What this task involves ::
Count the lines in the records below that contain the word "ylabel", and give only that number.

Data section ::
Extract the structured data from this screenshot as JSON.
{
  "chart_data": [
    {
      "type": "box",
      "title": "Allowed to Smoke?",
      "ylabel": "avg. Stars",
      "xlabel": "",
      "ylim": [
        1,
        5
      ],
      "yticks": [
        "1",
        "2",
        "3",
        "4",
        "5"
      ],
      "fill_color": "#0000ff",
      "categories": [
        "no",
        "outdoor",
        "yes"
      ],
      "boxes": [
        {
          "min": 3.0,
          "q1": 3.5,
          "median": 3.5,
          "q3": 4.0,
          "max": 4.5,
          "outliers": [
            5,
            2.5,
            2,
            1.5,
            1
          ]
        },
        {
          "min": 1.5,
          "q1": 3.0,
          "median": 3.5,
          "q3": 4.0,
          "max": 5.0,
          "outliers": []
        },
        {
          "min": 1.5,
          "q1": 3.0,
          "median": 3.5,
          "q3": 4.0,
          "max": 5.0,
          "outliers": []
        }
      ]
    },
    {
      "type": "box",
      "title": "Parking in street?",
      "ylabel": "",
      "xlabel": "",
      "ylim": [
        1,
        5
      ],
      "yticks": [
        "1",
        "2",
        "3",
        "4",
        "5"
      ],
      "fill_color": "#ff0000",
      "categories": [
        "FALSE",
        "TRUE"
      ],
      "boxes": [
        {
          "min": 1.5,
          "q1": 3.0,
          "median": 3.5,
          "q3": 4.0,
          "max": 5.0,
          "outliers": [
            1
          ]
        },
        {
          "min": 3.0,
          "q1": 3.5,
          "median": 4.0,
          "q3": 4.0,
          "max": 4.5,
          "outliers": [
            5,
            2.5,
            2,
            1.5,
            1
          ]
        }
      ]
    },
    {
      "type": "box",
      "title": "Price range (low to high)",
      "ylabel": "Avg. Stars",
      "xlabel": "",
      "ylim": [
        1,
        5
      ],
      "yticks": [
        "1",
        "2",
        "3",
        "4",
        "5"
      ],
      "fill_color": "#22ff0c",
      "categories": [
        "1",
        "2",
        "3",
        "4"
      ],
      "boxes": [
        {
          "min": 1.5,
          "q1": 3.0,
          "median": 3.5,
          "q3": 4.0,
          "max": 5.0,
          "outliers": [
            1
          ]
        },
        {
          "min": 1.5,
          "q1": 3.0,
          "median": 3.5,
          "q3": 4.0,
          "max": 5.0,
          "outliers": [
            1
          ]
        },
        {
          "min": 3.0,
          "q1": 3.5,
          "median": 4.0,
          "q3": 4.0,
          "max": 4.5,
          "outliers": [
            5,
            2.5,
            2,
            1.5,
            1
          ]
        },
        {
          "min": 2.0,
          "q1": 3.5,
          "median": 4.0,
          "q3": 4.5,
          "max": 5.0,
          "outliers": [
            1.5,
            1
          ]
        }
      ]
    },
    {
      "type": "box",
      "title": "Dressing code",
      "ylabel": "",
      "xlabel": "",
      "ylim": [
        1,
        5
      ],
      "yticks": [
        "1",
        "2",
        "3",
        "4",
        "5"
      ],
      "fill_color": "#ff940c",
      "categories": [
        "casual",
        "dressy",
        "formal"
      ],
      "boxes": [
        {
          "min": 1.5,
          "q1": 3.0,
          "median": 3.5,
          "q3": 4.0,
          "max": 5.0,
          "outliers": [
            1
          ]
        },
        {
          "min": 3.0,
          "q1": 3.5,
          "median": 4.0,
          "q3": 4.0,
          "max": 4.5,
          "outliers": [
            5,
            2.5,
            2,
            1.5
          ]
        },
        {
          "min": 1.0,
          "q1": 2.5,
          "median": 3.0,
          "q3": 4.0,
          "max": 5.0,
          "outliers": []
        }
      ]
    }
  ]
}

Solution for this task ::
4